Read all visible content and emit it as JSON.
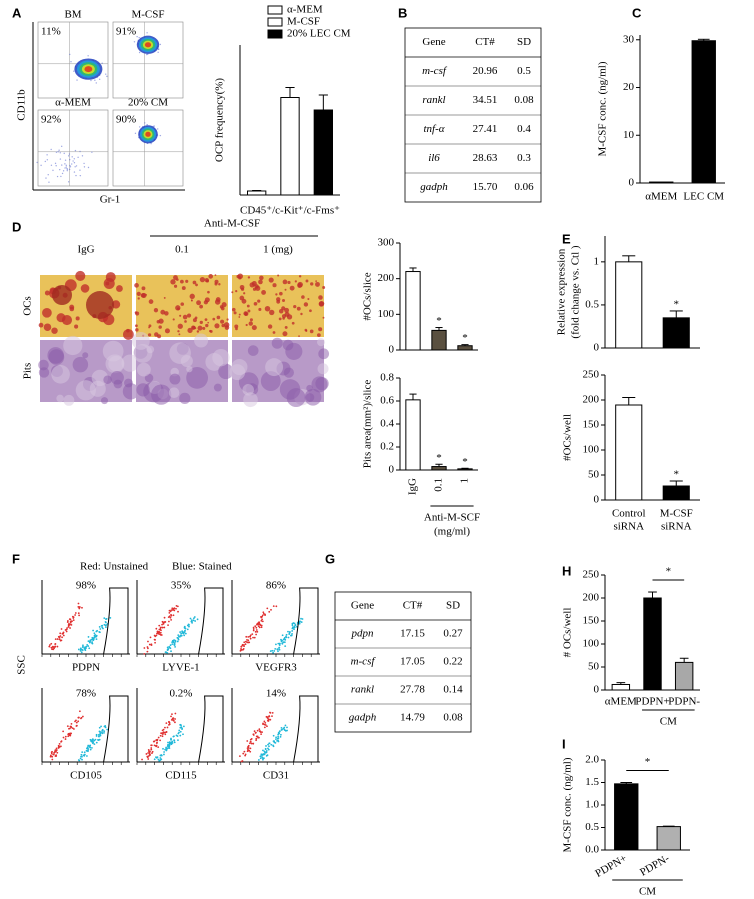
{
  "panel_labels": [
    "A",
    "B",
    "C",
    "D",
    "E",
    "F",
    "G",
    "H",
    "I"
  ],
  "flow_a": {
    "y_axis": "CD11b",
    "x_axis": "Gr-1",
    "plots": [
      {
        "title": "BM",
        "percent": "11%"
      },
      {
        "title": "M-CSF",
        "percent": "91%"
      },
      {
        "title": "α-MEM",
        "percent": "92%"
      },
      {
        "title": "20% CM",
        "percent": "90%"
      }
    ]
  },
  "table_b": {
    "header": [
      "Gene",
      "CT#",
      "SD"
    ],
    "rows": [
      [
        "m-csf",
        "20.96",
        "0.5"
      ],
      [
        "rankl",
        "34.51",
        "0.08"
      ],
      [
        "tnf-α",
        "27.41",
        "0.4"
      ],
      [
        "il6",
        "28.63",
        "0.3"
      ],
      [
        "gadph",
        "15.70",
        "0.06"
      ]
    ]
  },
  "images_d": {
    "group": "Anti-M-CSF",
    "columns": [
      "IgG",
      "0.1",
      "1 (mg)"
    ],
    "rows": [
      "OCs",
      "Pits"
    ]
  },
  "flow_f": {
    "legend": [
      "Red: Unstained",
      "Blue: Stained"
    ],
    "y_axis": "SSC",
    "plots": [
      {
        "marker": "PDPN",
        "percent": "98%"
      },
      {
        "marker": "LYVE-1",
        "percent": "35%"
      },
      {
        "marker": "VEGFR3",
        "percent": "86%"
      },
      {
        "marker": "CD105",
        "percent": "78%"
      },
      {
        "marker": "CD115",
        "percent": "0.2%"
      },
      {
        "marker": "CD31",
        "percent": "14%"
      }
    ]
  },
  "table_g": {
    "header": [
      "Gene",
      "CT#",
      "SD"
    ],
    "rows": [
      [
        "pdpn",
        "17.15",
        "0.27"
      ],
      [
        "m-csf",
        "17.05",
        "0.22"
      ],
      [
        "rankl",
        "27.78",
        "0.14"
      ],
      [
        "gadph",
        "14.79",
        "0.08"
      ]
    ]
  },
  "chart_data": [
    {
      "type": "bar",
      "ylabel": "OCP frequency(%)",
      "xlabel": "CD45⁺/c-Kit⁺/c-Fms⁺",
      "series": [
        {
          "name": "α-MEM",
          "color": "#ffffff",
          "values": [
            0.8
          ],
          "errors": [
            0.1
          ]
        },
        {
          "name": "M-CSF",
          "color": "#ffffff",
          "values": [
            19.5
          ],
          "errors": [
            2
          ]
        },
        {
          "name": "20% LEC CM",
          "color": "#000000",
          "values": [
            17
          ],
          "errors": [
            3
          ]
        }
      ],
      "ylim": [
        0,
        30
      ]
    },
    {
      "type": "bar",
      "ylabel": "M-CSF  conc. (ng/ml)",
      "categories": [
        "αMEM",
        "LEC  CM"
      ],
      "values": [
        0.2,
        29.8
      ],
      "errors": [
        null,
        0.3
      ],
      "colors": [
        "#000000",
        "#000000"
      ],
      "ylim": [
        0,
        31
      ],
      "yticks": [
        0,
        10,
        20,
        30
      ]
    },
    {
      "type": "bar",
      "ylabel": "#OCs/slice",
      "values": [
        220,
        55,
        12
      ],
      "errors": [
        10,
        8,
        3
      ],
      "colors": [
        "#ffffff",
        "#5a5040",
        "#5a5040"
      ],
      "markers": [
        null,
        "*",
        "*"
      ],
      "ylim": [
        0,
        300
      ],
      "yticks": [
        0,
        100,
        200,
        300
      ]
    },
    {
      "type": "bar",
      "ylabel": "Pits area(mm²)/slice",
      "categories": [
        "IgG",
        "0.1",
        "1"
      ],
      "values": [
        0.61,
        0.03,
        0.01
      ],
      "errors": [
        0.05,
        0.02,
        0.005
      ],
      "colors": [
        "#ffffff",
        "#5a5040",
        "#5a5040"
      ],
      "markers": [
        null,
        "*",
        "*"
      ],
      "group_label": [
        "Anti-M-SCF",
        "(mg/ml)"
      ],
      "ylim": [
        0,
        0.8
      ],
      "yticks": [
        0,
        0.2,
        0.4,
        0.6,
        0.8
      ]
    },
    {
      "type": "bar",
      "ylabel": [
        "Relative expression",
        "(fold change vs. Ctl )"
      ],
      "values": [
        1.0,
        0.35
      ],
      "errors": [
        0.07,
        0.08
      ],
      "colors": [
        "#ffffff",
        "#000000"
      ],
      "markers": [
        null,
        "*"
      ],
      "ylim": [
        0,
        1.3
      ],
      "yticks": [
        0,
        0.5,
        1
      ]
    },
    {
      "type": "bar",
      "ylabel": "#OCs/well",
      "categories": [
        [
          "Control",
          "siRNA"
        ],
        [
          "M-CSF",
          "siRNA"
        ]
      ],
      "values": [
        190,
        28
      ],
      "errors": [
        15,
        10
      ],
      "colors": [
        "#ffffff",
        "#000000"
      ],
      "markers": [
        null,
        "*"
      ],
      "ylim": [
        0,
        250
      ],
      "yticks": [
        0,
        50,
        100,
        150,
        200,
        250
      ]
    },
    {
      "type": "bar",
      "ylabel": "# OCs/well",
      "categories": [
        "αMEM",
        "PDPN+",
        "PDPN-"
      ],
      "values": [
        12,
        200,
        60
      ],
      "errors": [
        4,
        13,
        9
      ],
      "colors": [
        "#ffffff",
        "#000000",
        "#a8a8a8"
      ],
      "significance": "*",
      "group_label": [
        "CM"
      ],
      "ylim": [
        0,
        250
      ],
      "yticks": [
        0,
        50,
        100,
        150,
        200,
        250
      ]
    },
    {
      "type": "bar",
      "ylabel": "M-CSF  conc. (ng/ml)",
      "categories": [
        "PDPN+",
        "PDPN-"
      ],
      "values": [
        1.47,
        0.52
      ],
      "errors": [
        0.03,
        0.01
      ],
      "colors": [
        "#000000",
        "#b0b0b0"
      ],
      "significance": "*",
      "group_label": [
        "CM"
      ],
      "ylim": [
        0,
        2
      ],
      "yticks": [
        {
          "value": 0,
          "label": "0.0"
        },
        {
          "value": 0.5,
          "label": "0.5"
        },
        {
          "value": 1,
          "label": "1.0"
        },
        {
          "value": 1.5,
          "label": "1.5"
        },
        {
          "value": 2,
          "label": "2.0"
        }
      ]
    }
  ]
}
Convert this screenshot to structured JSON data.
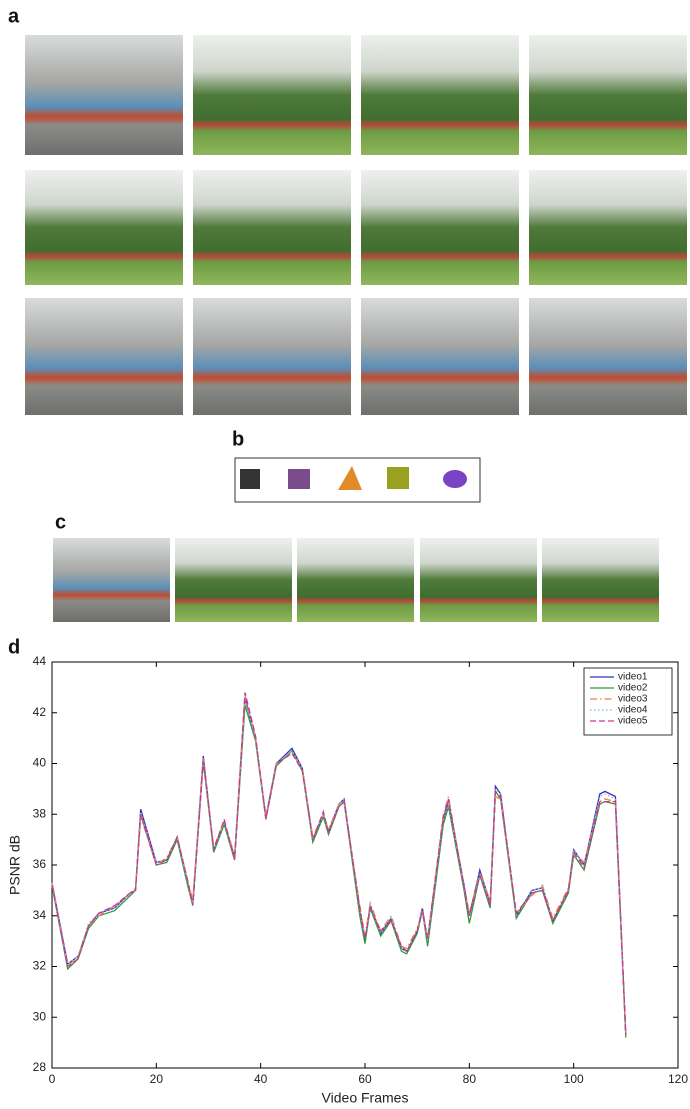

━━━━━━━━

__WRITTEN PROBLEM__. Repeat the data exactly, dropping every picture it holds.

__EXERCISE ANSWER__.
Read all visible content and emit it as JSON.
{
  "panel_labels": [
    "A",
    "B",
    "C",
    "D",
    "E",
    "F",
    "G",
    "H",
    "I"
  ],
  "flow_a": {
    "y_axis": "CD11b",
    "x_axis": "Gr-1",
    "plots": [
      {
        "title": "BM",
        "percent": "11%"
      },
      {
        "title": "M-CSF",
        "percent": "91%"
      },
      {
        "title": "α-MEM",
        "percent": "92%"
      },
      {
        "title": "20% CM",
        "percent": "90%"
      }
    ]
  },
  "table_b": {
    "header": [
      "Gene",
      "CT#",
      "SD"
    ],
    "rows": [
      [
        "m-csf",
        "20.96",
        "0.5"
      ],
      [
        "rankl",
        "34.51",
        "0.08"
      ],
      [
        "tnf-α",
        "27.41",
        "0.4"
      ],
      [
        "il6",
        "28.63",
        "0.3"
      ],
      [
        "gadph",
        "15.70",
        "0.06"
      ]
    ]
  },
  "images_d": {
    "group": "Anti-M-CSF",
    "columns": [
      "IgG",
      "0.1",
      "1 (mg)"
    ],
    "rows": [
      "OCs",
      "Pits"
    ]
  },
  "flow_f": {
    "legend": [
      "Red: Unstained",
      "Blue: Stained"
    ],
    "y_axis": "SSC",
    "plots": [
      {
        "marker": "PDPN",
        "percent": "98%"
      },
      {
        "marker": "LYVE-1",
        "percent": "35%"
      },
      {
        "marker": "VEGFR3",
        "percent": "86%"
      },
      {
        "marker": "CD105",
        "percent": "78%"
      },
      {
        "marker": "CD115",
        "percent": "0.2%"
      },
      {
        "marker": "CD31",
        "percent": "14%"
      }
    ]
  },
  "table_g": {
    "header": [
      "Gene",
      "CT#",
      "SD"
    ],
    "rows": [
      [
        "pdpn",
        "17.15",
        "0.27"
      ],
      [
        "m-csf",
        "17.05",
        "0.22"
      ],
      [
        "rankl",
        "27.78",
        "0.14"
      ],
      [
        "gadph",
        "14.79",
        "0.08"
      ]
    ]
  },
  "chart_data": [
    {
      "type": "bar",
      "ylabel": "OCP frequency(%)",
      "xlabel": "CD45⁺/c-Kit⁺/c-Fms⁺",
      "series": [
        {
          "name": "α-MEM",
          "color": "#ffffff",
          "values": [
            0.8
          ],
          "errors": [
            0.1
          ]
        },
        {
          "name": "M-CSF",
          "color": "#ffffff",
          "values": [
            19.5
          ],
          "errors": [
            2
          ]
        },
        {
          "name": "20% LEC CM",
          "color": "#000000",
          "values": [
            17
          ],
          "errors": [
            3
          ]
        }
      ],
      "ylim": [
        0,
        30
      ]
    },
    {
      "type": "bar",
      "ylabel": "M-CSF  conc. (ng/ml)",
      "categories": [
        "αMEM",
        "LEC  CM"
      ],
      "values": [
        0.2,
        29.8
      ],
      "errors": [
        null,
        0.3
      ],
      "colors": [
        "#000000",
        "#000000"
      ],
      "ylim": [
        0,
        31
      ],
      "yticks": [
        0,
        10,
        20,
        30
      ]
    },
    {
      "type": "bar",
      "ylabel": "#OCs/slice",
      "values": [
        220,
        55,
        12
      ],
      "errors": [
        10,
        8,
        3
      ],
      "colors": [
        "#ffffff",
        "#5a5040",
        "#5a5040"
      ],
      "markers": [
        null,
        "*",
        "*"
      ],
      "ylim": [
        0,
        300
      ],
      "yticks": [
        0,
        100,
        200,
        300
      ]
    },
    {
      "type": "bar",
      "ylabel": "Pits area(mm²)/slice",
      "categories": [
        "IgG",
        "0.1",
        "1"
      ],
      "values": [
        0.61,
        0.03,
        0.01
      ],
      "errors": [
        0.05,
        0.02,
        0.005
      ],
      "colors": [
        "#ffffff",
        "#5a5040",
        "#5a5040"
      ],
      "markers": [
        null,
        "*",
        "*"
      ],
      "group_label": [
        "Anti-M-SCF",
        "(mg/ml)"
      ],
      "ylim": [
        0,
        0.8
      ],
      "yticks": [
        0,
        0.2,
        0.4,
        0.6,
        0.8
      ]
    },
    {
      "type": "bar",
      "ylabel": [
        "Relative expression",
        "(fold change vs. Ctl )"
      ],
      "values": [
        1.0,
        0.35
      ],
      "errors": [
        0.07,
        0.08
      ],
      "colors": [
        "#ffffff",
        "#000000"
      ],
      "markers": [
        null,
        "*"
      ],
      "ylim": [
        0,
        1.3
      ],
      "yticks": [
        0,
        0.5,
        1
      ]
    },
    {
      "type": "bar",
      "ylabel": "#OCs/well",
      "categories": [
        [
          "Control",
          "siRNA"
        ],
        [
          "M-CSF",
          "siRNA"
        ]
      ],
      "values": [
        190,
        28
      ],
      "errors": [
        15,
        10
      ],
      "colors": [
        "#ffffff",
        "#000000"
      ],
      "markers": [
        null,
        "*"
      ],
      "ylim": [
        0,
        250
      ],
      "yticks": [
        0,
        50,
        100,
        150,
        200,
        250
      ]
    },
    {
      "type": "bar",
      "ylabel": "# OCs/well",
      "categories": [
        "αMEM",
        "PDPN+",
        "PDPN-"
      ],
      "values": [
        12,
        200,
        60
      ],
      "errors": [
        4,
        13,
        9
      ],
      "colors": [
        "#ffffff",
        "#000000",
        "#a8a8a8"
      ],
      "significance": "*",
      "group_label": [
        "CM"
      ],
      "ylim": [
        0,
        250
      ],
      "yticks": [
        0,
        50,
        100,
        150,
        200,
        250
      ]
    },
    {
      "type": "bar",
      "ylabel": "M-CSF  conc. (ng/ml)",
      "categories": [
        "PDPN+",
        "PDPN-"
      ],
      "values": [
        1.47,
        0.52
      ],
      "errors": [
        0.03,
        0.01
      ],
      "colors": [
        "#000000",
        "#b0b0b0"
      ],
      "significance": "*",
      "group_label": [
        "CM"
      ],
      "ylim": [
        0,
        2
      ],
      "yticks": [
        {
          "value": 0,
          "label": "0.0"
        },
        {
          "value": 0.5,
          "label": "0.5"
        },
        {
          "value": 1,
          "label": "1.0"
        },
        {
          "value": 1.5,
          "label": "1.5"
        },
        {
          "value": 2,
          "label": "2.0"
        }
      ]
    }
  ]
}
Convert this screenshot to structured JSON data.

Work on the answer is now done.